*** INFORMATION SUPPLIED ***

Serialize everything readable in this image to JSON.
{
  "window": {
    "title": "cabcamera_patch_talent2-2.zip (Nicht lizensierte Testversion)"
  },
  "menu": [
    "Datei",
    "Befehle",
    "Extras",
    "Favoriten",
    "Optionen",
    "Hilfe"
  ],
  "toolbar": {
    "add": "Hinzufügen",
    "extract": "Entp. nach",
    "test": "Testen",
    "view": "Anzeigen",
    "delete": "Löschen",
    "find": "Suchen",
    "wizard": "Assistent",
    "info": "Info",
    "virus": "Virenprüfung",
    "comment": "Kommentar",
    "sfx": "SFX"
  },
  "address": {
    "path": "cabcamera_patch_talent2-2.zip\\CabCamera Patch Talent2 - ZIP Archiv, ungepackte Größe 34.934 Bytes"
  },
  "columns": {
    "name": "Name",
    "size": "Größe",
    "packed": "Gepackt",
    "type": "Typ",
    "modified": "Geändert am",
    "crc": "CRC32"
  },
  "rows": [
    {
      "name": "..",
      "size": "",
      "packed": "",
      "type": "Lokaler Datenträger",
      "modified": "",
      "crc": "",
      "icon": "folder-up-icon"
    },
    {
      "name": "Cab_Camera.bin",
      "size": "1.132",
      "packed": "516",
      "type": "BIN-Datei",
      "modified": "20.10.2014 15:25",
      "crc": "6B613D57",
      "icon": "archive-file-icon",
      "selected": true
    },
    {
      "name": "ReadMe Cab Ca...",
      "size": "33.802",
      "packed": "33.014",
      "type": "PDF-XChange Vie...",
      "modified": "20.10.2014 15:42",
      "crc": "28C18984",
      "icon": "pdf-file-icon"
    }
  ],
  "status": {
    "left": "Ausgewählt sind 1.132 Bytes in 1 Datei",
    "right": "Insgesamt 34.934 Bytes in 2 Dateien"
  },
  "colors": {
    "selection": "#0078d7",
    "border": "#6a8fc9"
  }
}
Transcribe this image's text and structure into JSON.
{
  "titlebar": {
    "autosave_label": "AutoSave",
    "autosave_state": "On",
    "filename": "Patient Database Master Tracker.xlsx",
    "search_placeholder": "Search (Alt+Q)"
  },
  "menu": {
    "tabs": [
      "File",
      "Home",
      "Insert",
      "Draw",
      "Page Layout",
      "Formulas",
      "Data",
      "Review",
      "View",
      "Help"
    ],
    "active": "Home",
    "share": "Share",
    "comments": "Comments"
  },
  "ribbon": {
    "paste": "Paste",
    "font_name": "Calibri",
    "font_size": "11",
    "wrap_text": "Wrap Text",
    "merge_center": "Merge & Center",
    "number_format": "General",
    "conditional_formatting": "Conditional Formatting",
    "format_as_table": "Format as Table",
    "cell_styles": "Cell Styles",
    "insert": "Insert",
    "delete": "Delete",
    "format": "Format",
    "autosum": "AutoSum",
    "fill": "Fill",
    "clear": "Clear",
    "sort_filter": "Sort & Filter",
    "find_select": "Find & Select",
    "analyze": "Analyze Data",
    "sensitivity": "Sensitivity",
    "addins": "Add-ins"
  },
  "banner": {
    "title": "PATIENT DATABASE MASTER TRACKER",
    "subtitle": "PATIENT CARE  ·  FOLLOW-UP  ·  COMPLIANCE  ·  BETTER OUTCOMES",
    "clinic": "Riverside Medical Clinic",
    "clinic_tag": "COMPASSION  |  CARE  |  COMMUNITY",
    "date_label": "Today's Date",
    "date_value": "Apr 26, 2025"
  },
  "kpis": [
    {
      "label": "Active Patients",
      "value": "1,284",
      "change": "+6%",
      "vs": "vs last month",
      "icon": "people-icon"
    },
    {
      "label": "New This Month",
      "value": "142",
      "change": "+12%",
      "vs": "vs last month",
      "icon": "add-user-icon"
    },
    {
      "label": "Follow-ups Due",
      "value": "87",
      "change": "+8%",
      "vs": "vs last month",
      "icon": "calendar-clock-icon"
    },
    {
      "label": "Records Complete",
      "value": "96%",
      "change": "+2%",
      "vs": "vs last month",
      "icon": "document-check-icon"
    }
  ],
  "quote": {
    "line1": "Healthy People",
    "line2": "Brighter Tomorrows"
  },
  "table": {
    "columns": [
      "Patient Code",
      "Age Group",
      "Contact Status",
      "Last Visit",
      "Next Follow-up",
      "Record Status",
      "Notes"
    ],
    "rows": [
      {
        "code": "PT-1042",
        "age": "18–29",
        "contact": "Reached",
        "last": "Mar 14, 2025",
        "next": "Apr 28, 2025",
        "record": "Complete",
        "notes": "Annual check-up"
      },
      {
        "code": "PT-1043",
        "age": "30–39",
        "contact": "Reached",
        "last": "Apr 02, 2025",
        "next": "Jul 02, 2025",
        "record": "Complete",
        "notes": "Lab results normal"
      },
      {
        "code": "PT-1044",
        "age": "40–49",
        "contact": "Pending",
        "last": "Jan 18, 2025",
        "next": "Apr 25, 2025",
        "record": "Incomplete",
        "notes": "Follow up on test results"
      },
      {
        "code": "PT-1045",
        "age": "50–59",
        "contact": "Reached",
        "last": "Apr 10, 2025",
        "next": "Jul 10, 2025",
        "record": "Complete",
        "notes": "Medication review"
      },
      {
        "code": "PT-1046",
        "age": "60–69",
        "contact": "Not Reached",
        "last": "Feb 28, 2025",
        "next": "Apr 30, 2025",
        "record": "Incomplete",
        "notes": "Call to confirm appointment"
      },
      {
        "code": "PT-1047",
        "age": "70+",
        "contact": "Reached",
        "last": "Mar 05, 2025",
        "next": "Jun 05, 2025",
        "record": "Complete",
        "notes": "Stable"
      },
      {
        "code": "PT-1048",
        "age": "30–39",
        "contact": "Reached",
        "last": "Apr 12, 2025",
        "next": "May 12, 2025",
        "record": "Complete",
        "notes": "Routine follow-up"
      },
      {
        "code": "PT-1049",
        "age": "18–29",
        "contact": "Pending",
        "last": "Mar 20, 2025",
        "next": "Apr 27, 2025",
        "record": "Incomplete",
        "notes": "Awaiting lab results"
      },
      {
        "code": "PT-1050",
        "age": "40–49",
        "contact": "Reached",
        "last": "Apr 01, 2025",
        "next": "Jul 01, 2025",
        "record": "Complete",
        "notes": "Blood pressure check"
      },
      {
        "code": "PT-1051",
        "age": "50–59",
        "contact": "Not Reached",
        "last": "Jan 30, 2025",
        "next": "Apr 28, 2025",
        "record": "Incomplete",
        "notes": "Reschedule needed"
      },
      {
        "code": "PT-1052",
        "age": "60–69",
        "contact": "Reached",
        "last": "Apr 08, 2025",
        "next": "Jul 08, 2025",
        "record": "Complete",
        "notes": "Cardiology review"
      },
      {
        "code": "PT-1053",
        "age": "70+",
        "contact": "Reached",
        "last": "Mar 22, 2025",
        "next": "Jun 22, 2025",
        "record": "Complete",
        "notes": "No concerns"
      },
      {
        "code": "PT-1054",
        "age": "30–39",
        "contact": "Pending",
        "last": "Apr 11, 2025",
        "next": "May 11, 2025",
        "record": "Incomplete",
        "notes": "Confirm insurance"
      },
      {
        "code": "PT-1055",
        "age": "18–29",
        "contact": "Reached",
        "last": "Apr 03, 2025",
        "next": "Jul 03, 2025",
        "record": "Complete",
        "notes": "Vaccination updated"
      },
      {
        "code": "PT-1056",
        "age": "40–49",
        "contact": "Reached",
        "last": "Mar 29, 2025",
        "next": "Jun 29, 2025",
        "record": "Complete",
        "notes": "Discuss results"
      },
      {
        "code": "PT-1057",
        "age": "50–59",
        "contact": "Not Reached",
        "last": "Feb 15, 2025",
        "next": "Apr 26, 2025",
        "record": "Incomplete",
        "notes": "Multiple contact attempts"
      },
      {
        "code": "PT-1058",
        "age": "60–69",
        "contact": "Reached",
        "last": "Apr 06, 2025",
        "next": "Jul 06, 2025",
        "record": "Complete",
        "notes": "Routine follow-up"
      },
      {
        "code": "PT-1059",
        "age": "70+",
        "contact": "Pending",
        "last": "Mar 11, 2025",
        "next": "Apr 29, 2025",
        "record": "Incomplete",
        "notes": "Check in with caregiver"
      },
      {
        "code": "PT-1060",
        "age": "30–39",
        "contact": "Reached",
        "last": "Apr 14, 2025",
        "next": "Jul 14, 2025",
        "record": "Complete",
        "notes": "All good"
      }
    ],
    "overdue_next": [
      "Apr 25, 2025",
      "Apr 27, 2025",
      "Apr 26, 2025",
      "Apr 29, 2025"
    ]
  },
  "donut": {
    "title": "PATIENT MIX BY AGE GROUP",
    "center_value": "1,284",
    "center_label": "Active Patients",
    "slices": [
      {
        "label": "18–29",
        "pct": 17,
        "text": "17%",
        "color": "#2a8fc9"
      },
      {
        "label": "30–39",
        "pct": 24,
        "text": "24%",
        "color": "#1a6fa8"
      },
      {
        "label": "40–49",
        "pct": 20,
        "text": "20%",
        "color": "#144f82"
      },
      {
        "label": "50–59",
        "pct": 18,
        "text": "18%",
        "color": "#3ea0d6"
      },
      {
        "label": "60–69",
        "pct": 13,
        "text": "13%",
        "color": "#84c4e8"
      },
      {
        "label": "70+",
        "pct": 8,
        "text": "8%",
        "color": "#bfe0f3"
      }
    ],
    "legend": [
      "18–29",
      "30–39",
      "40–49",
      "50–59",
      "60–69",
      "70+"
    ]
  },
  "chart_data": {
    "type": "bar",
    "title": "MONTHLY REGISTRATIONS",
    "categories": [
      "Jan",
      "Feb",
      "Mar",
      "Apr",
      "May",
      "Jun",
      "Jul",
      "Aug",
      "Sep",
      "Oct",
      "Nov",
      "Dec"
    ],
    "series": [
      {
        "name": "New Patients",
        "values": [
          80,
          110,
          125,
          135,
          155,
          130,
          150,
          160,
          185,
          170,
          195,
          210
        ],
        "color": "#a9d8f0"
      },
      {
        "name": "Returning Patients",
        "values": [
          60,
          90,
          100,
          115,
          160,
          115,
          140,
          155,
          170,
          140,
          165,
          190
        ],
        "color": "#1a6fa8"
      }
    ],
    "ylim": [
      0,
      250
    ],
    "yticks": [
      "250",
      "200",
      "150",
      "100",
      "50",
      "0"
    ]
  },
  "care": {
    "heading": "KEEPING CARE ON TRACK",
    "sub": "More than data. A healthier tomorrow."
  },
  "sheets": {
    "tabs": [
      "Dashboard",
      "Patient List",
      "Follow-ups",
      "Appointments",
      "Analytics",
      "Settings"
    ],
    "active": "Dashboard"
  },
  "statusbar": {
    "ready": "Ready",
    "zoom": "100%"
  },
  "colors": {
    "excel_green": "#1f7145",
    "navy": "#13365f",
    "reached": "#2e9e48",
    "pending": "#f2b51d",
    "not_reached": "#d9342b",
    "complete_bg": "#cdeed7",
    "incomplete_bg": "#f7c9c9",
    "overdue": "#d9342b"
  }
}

***

> [TASK PROMPT]: Whenever "Größe" shows up in a line of the listing, copy that whole line.

> [FINISHED TASK]:
    "path": "cabcamera_patch_talent2-2.zip\\CabCamera Patch Talent2 - ZIP Archiv, ungepackte Größe 34.934 Bytes"
    "size": "Größe",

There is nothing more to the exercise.